▶ **EXTRACTED TEXT**:
Although the ink is barely dry on the deal that has made inkjet press manufacturer Impika a unit of Xerox, a few details about what happens next are starting to emerge.

The first order of business for Xerox will be to establish the Impika brand in the U.S. market, where it currently has little visibility. Next will be getting Impika equipment into Xerox’s well-established distribution channels alongside the company’s other production inkjet solution, the CiPress. Harmonizing sales forces, aligning R&D activities, and building up customer support capability will cap efforts to cement the major-player status in inkjet that Xerox hopes the Impika acquisition will give it.

Andrew Copley, senior vice president of the Xerox Graphic Communications Business Group, sketched the go-to-market strategy for Impika in a call last week with WhatTheyThink. Impika, he said, significantly broadens Xerox’s color production portfolio by giving it a base in aqueous inkjet, a technology that Xerox has not developed on its own. Xerox will return the favor by offering Impika a U.S. market footprint that it could only dream about as a relatively small independent manufacturer in its home country, France.

▶ **ENTRIES SUPPLIED**:

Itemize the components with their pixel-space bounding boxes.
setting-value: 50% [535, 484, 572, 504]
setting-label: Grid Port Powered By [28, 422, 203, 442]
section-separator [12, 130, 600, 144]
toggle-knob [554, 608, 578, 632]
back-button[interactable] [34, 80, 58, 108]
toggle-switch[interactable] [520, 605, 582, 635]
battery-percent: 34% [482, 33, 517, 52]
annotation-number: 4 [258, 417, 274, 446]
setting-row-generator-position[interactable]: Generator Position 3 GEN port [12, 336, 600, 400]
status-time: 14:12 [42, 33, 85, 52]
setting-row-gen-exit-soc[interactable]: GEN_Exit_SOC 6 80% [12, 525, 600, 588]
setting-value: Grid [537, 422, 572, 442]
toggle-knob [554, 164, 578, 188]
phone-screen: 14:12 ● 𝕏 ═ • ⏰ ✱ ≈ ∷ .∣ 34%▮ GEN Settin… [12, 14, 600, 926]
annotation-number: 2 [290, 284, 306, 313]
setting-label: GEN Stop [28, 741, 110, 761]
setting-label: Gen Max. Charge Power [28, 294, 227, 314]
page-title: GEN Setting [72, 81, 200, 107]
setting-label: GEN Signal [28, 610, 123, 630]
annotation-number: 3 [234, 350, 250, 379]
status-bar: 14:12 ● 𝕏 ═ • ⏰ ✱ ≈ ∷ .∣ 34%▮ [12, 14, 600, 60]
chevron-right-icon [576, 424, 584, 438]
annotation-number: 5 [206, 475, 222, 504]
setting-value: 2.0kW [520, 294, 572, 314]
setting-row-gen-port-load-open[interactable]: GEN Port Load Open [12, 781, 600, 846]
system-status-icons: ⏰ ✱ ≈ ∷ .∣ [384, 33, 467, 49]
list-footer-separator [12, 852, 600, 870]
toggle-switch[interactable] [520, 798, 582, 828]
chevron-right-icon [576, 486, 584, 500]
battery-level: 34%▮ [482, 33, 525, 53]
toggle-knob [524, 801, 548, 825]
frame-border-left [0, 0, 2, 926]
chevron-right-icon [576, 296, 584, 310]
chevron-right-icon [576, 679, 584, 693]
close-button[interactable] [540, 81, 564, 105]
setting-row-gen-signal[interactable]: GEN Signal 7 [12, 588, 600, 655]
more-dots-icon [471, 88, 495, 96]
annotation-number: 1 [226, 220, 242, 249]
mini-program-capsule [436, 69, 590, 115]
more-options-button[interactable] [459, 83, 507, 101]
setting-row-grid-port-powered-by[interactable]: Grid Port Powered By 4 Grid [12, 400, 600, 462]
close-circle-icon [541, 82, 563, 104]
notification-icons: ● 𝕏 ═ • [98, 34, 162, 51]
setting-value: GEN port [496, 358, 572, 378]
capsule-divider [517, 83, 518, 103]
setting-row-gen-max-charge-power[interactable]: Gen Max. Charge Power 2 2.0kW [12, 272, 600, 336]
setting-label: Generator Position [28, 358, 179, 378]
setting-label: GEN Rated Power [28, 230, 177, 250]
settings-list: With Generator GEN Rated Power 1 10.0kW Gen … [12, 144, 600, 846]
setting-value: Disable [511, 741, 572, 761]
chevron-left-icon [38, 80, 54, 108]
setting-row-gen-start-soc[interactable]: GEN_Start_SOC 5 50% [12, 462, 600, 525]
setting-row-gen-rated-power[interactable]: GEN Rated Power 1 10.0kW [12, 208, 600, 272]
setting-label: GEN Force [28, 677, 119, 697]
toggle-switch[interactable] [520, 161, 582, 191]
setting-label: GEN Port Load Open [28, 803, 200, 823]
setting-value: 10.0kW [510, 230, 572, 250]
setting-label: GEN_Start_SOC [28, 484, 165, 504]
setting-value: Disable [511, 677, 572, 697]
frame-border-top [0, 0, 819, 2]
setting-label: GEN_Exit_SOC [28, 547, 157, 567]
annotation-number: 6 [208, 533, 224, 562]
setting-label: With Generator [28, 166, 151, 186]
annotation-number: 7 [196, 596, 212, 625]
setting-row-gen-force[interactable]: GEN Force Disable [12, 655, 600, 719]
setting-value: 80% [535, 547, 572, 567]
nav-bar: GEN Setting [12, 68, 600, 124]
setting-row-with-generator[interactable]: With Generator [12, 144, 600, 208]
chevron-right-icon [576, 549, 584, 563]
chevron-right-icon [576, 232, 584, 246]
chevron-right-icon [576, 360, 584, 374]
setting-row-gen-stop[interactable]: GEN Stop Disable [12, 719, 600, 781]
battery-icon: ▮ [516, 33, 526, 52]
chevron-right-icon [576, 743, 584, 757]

▶ **DIRECTIONS**: Continue the article on Xerox's acquisition of Impika, starting after its last sentence.

▶ **SOLVED PROBLEM**:
Impika makes piezoelectric, drop-on-demand, continuous-feed production presses as well as an inline inkjet engine that can be integrated with other printing systems, including offset. The Xerox CiPress, in contrast, uses a phase-changing solid polymer ink that enables it to operate as a waterless inkjet printer. Xerox says that having both processes means that it can offer inkjet solutions to customers regardless of what types of paper they commonly run. The combination also spans the broadest range of quality requirements for inkjet production, according to Xerox.

It’s Copley’s job to make these advantages clear to the marketplace at large. He’ll begin by placing Impika hardware where potential customers in the U.S. can see it—an important step forward given that Impika, lacking a U.S. distribution channel until now, has not yet installed its iPrint or iPress machines anywhere in the states.

Copley said that the first Impika press on U.S. soil will be a machine destined for Xerox’s Gil Hatch Center for Customer Innovation in Webster, NY, where it will be used to get Xerox sales and service personnel better acquainted with the new product line. Impika presses will have their general North American debut at Print 13 with a model on display at the Xerox stand.

Xerox, which had been reselling Impika presses in Europe prior to the acquisition, will deploy a continuous-feed inkjet sales team in the U.S. to represent both Impika equipment and the CiPress. Xerox will cross-train its technicians to service and support both platforms, Copley said.      

The sales group also will offer Impika’s iEngine 1000 inline units, which have been installed at a few U.S. plants. Copley said that inline inkjet was “one of the most exciting parts” of the acquisition, opening an entirely new opportunity for Xerox.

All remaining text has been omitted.